## TASK PROMPT:
The records below must be written out exactly, with every picture left behind.

[Data records]
## begin

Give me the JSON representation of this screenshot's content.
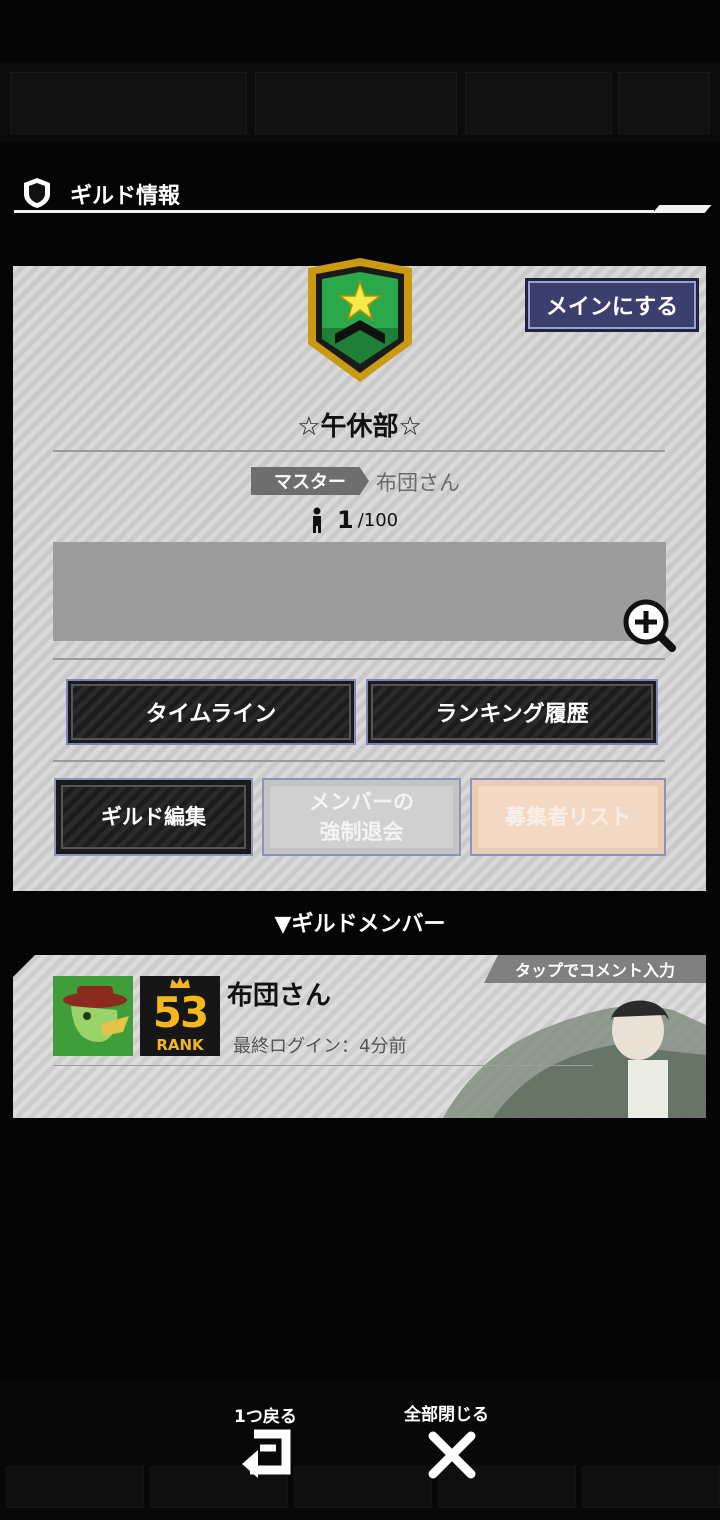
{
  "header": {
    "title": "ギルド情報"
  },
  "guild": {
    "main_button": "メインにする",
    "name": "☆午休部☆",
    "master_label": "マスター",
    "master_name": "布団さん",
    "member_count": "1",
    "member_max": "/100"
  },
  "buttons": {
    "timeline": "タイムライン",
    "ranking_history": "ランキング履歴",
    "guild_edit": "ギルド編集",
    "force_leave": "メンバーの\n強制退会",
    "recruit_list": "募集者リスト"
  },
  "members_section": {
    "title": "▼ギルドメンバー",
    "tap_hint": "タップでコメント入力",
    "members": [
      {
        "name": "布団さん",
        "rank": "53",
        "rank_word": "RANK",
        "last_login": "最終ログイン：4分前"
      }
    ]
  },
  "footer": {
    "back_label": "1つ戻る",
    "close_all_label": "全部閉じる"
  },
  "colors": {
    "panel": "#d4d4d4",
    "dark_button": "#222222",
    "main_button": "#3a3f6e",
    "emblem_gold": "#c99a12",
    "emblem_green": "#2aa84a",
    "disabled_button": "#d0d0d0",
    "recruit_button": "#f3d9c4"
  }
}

## end

## FULL RESPONSE:
Give me the JSON representation of this screenshot's content.
{
  "header": {
    "title": "ギルド情報"
  },
  "guild": {
    "main_button": "メインにする",
    "name": "☆午休部☆",
    "master_label": "マスター",
    "master_name": "布団さん",
    "member_count": "1",
    "member_max": "/100"
  },
  "buttons": {
    "timeline": "タイムライン",
    "ranking_history": "ランキング履歴",
    "guild_edit": "ギルド編集",
    "force_leave": "メンバーの\n強制退会",
    "recruit_list": "募集者リスト"
  },
  "members_section": {
    "title": "▼ギルドメンバー",
    "tap_hint": "タップでコメント入力",
    "members": [
      {
        "name": "布団さん",
        "rank": "53",
        "rank_word": "RANK",
        "last_login": "最終ログイン：4分前"
      }
    ]
  },
  "footer": {
    "back_label": "1つ戻る",
    "close_all_label": "全部閉じる"
  },
  "colors": {
    "panel": "#d4d4d4",
    "dark_button": "#222222",
    "main_button": "#3a3f6e",
    "emblem_gold": "#c99a12",
    "emblem_green": "#2aa84a",
    "disabled_button": "#d0d0d0",
    "recruit_button": "#f3d9c4"
  }
}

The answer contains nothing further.